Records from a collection
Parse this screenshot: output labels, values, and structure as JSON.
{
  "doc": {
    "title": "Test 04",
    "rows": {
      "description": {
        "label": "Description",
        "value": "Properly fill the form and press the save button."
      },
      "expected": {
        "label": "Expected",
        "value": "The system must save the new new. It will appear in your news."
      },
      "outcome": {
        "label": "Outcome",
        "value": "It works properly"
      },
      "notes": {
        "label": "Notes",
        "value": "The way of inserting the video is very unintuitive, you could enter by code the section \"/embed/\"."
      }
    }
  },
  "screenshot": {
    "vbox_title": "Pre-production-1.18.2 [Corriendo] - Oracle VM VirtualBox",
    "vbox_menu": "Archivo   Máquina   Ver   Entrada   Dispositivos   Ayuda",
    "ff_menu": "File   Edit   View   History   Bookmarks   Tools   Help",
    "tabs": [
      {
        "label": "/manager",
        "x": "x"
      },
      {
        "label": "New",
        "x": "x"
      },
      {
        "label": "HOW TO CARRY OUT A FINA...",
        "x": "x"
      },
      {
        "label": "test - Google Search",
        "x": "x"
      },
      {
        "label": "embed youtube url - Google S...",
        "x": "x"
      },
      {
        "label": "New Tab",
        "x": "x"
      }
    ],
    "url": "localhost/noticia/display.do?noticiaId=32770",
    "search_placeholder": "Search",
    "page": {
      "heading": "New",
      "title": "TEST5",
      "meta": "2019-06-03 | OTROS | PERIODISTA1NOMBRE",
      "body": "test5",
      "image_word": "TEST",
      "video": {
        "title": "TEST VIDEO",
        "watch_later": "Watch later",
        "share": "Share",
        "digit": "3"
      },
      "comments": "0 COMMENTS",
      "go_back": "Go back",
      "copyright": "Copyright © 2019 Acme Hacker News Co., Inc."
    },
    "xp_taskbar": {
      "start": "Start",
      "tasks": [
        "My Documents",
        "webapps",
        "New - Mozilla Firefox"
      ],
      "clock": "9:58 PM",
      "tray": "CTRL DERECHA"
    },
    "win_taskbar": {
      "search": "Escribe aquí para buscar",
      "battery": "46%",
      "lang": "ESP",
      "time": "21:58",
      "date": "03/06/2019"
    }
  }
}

▶ [Work instructions] Pull every line containing the word "screenshot" out of the material.

▶ [Written response]
Parse this screenshot: output labels, values, and structure as JSON.
  "screenshot": {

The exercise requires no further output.